- [YOUR INSTRUCTIONS]: Show all lines that include the string "with"; copy each one.

Excerpt from a dataset
-- START --
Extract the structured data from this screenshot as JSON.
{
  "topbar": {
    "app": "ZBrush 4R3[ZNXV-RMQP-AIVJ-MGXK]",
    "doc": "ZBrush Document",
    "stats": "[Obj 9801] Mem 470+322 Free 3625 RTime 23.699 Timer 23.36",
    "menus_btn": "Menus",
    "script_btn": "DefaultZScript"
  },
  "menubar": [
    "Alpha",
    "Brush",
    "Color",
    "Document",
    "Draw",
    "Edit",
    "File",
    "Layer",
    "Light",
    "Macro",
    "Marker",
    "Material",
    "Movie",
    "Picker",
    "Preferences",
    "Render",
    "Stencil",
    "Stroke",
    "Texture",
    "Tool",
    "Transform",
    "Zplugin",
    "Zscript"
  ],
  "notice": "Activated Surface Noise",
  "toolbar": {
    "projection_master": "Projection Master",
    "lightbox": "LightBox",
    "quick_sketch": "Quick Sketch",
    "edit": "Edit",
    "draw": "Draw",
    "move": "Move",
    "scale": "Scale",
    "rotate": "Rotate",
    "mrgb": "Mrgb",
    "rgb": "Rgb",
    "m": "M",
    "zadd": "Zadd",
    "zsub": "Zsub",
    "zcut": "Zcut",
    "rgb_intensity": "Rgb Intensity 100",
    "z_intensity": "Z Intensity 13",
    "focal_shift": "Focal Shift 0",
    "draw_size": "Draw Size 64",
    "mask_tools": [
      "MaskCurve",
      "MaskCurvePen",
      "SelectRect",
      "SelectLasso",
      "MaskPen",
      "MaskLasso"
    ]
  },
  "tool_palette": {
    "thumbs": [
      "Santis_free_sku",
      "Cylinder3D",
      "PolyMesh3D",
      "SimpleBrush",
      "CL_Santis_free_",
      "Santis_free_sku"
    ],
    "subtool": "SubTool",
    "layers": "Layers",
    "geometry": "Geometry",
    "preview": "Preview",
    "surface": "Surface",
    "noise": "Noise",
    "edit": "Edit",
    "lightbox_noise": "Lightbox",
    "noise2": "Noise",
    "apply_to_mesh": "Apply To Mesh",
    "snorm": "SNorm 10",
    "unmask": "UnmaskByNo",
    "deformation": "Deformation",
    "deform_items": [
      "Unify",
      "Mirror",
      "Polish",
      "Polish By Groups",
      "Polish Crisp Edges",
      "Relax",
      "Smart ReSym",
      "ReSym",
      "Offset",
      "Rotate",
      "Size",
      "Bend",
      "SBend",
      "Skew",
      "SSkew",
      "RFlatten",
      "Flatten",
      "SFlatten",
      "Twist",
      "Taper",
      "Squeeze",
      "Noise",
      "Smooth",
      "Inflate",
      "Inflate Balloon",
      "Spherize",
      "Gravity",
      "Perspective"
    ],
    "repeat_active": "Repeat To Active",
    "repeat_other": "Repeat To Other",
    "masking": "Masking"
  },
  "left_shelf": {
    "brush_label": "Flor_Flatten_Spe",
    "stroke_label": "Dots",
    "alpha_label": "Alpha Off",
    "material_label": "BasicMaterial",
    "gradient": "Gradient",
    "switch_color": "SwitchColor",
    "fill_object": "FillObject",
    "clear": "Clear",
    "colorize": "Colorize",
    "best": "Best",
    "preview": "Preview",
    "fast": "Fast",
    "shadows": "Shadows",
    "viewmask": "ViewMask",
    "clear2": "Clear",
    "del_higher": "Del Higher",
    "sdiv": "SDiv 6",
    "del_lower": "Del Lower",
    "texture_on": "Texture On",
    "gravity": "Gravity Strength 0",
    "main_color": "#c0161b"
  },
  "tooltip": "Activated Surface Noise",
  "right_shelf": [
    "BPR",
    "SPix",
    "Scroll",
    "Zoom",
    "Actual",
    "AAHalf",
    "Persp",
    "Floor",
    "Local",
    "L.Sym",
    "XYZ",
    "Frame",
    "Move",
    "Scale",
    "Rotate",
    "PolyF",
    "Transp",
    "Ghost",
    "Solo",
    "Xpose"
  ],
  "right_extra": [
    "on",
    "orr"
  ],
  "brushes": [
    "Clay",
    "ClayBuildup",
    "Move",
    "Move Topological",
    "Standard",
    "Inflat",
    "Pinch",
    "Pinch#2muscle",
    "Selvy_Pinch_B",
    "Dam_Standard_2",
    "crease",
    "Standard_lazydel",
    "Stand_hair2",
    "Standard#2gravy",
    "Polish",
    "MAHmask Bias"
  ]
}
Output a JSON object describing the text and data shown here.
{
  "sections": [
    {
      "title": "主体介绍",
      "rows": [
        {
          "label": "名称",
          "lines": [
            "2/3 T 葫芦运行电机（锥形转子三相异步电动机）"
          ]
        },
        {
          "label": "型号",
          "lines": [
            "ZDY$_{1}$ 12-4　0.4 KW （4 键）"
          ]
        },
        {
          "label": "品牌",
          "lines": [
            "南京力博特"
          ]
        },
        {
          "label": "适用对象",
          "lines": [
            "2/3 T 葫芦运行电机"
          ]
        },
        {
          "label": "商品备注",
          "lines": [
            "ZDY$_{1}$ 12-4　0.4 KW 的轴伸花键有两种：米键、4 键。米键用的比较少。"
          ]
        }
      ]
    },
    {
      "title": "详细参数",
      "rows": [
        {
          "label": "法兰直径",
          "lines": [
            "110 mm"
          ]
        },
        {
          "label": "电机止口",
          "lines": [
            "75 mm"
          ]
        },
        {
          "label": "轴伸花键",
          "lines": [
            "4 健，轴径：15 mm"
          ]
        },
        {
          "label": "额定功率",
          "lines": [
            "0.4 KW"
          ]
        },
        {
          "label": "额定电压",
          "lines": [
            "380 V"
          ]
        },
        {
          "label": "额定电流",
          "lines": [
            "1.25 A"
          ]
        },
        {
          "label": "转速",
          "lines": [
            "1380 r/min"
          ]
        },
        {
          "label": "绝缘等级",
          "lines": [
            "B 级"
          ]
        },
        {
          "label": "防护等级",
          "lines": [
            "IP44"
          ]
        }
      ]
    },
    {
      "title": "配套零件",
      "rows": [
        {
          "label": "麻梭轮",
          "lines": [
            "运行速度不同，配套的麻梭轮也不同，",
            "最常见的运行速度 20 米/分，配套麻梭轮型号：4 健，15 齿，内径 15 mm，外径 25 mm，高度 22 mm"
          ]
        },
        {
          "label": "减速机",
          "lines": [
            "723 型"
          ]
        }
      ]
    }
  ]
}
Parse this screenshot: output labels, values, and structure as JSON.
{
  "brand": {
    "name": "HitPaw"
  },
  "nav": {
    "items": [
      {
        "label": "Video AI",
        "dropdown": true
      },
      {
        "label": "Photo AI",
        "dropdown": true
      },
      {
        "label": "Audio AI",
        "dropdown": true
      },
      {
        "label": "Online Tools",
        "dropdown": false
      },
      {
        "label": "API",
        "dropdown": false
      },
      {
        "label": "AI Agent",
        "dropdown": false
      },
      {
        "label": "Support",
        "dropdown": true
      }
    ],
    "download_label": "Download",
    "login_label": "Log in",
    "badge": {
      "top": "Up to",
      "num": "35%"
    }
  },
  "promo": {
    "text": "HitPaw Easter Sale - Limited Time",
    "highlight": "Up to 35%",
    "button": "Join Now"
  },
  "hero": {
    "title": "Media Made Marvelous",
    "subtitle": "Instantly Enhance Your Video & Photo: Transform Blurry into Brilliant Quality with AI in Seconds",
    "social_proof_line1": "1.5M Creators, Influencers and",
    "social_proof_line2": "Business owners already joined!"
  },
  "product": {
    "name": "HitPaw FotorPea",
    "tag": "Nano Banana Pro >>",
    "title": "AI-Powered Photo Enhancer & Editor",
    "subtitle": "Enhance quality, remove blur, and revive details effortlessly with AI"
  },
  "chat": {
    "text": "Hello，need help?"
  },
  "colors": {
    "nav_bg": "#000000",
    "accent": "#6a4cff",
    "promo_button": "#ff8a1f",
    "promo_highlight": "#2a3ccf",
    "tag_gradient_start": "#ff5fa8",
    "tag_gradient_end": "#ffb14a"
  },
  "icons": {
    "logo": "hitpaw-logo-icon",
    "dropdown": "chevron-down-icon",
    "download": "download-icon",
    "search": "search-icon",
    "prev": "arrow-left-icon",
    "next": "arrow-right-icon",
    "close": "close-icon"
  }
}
-- END --
- [CORRECT ANSWER]:
    "subtitle": "Instantly Enhance Your Video & Photo: Transform Blurry into Brilliant Quality with AI in Seconds",
    "subtitle": "Enhance quality, remove blur, and revive details effortlessly with AI"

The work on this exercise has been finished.